▶ _Exercise instructions_: Your response should contain each line of the data that includes "genom".

▶ _Extracted entries_:
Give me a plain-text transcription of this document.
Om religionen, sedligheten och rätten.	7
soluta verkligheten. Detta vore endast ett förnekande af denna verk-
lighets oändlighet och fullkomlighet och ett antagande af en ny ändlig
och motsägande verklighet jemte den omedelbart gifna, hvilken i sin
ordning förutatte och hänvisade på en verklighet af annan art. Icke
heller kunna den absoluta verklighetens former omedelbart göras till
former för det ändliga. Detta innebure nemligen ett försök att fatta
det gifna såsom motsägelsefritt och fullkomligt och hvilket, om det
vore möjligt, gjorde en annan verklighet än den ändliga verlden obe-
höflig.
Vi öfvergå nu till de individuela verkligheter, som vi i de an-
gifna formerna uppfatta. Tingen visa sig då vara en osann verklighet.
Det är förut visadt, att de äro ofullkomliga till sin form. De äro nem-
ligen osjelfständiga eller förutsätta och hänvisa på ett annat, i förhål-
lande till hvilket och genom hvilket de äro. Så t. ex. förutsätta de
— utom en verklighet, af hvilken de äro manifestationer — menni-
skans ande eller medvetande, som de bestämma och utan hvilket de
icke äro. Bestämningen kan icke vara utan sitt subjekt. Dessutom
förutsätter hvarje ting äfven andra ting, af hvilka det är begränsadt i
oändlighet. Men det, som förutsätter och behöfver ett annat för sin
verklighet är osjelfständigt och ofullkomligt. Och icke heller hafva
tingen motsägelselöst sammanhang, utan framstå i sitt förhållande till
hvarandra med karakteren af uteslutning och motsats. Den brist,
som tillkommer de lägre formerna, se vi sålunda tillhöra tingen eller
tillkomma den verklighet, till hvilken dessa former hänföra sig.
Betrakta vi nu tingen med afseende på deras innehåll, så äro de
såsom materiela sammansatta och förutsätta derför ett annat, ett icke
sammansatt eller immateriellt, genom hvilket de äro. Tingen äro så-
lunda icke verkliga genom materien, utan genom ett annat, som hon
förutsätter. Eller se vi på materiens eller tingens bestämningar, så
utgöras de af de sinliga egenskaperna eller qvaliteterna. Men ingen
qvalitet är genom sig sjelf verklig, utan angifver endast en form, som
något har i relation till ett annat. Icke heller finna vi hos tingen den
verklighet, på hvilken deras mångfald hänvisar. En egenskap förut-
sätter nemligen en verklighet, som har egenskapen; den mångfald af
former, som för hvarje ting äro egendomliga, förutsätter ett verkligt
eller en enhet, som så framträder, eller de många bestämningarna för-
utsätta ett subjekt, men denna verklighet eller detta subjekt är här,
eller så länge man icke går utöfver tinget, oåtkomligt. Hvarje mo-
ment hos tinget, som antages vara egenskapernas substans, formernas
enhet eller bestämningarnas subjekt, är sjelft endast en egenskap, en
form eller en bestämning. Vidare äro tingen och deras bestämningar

▶ _Reply_:
lande till hvilket och genom hvilket de äro. Så t. ex. förutsätta de
sammansatt eller immateriellt, genom hvilket de äro. Tingen äro så-
lunda icke verkliga genom materien, utan genom ett annat, som hon
qvalitet är genom sig sjelf verklig, utan angifver endast en form, som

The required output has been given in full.